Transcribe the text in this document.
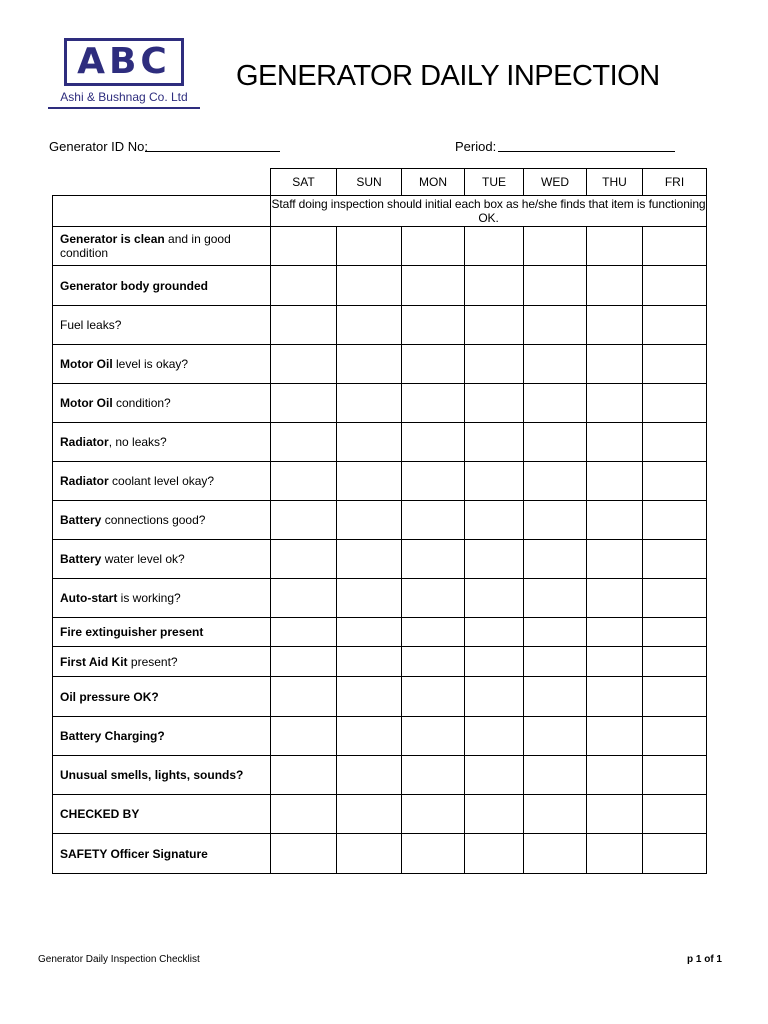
ABC
Ashi & Bushnag Co. Ltd
GENERATOR DAILY INPECTION
Generator ID No:	Period:
	SAT	SUN	MON	TUE	WED	THU	FRI
	Staff doing inspection should initial each box as he/she finds that item is functioning OK.						
Generator is clean and in good condition							
Generator body grounded							
Fuel leaks?							
Motor Oil level is okay?							
Motor Oil condition?							
Radiator, no leaks?							
Radiator coolant level okay?							
Battery connections good?							
Battery water level ok?							
Auto-start is working?							
Fire extinguisher present							
First Aid Kit present?							
Oil pressure OK?							
Battery Charging?							
Unusual smells, lights, sounds?							
CHECKED BY							
SAFETY Officer Signature							
Generator Daily Inspection Checklist	p 1 of 1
++++++
Your copy of the data should match it exactly, except that pictures are left out.

• OUTPUT OF THE TASK
Transcribe the text in this document.
ABC
Ashi & Bushnag Co. Ltd
GENERATOR DAILY INPECTION
Generator ID No:	Period:
	SAT	SUN	MON	TUE	WED	THU	FRI
	Staff doing inspection should initial each box as he/she finds that item is functioning OK.						
Generator is clean and in good condition							
Generator body grounded							
Fuel leaks?							
Motor Oil level is okay?							
Motor Oil condition?							
Radiator, no leaks?							
Radiator coolant level okay?							
Battery connections good?							
Battery water level ok?							
Auto-start is working?							
Fire extinguisher present							
First Aid Kit present?							
Oil pressure OK?							
Battery Charging?							
Unusual smells, lights, sounds?							
CHECKED BY							
SAFETY Officer Signature							
Generator Daily Inspection Checklist	p 1 of 1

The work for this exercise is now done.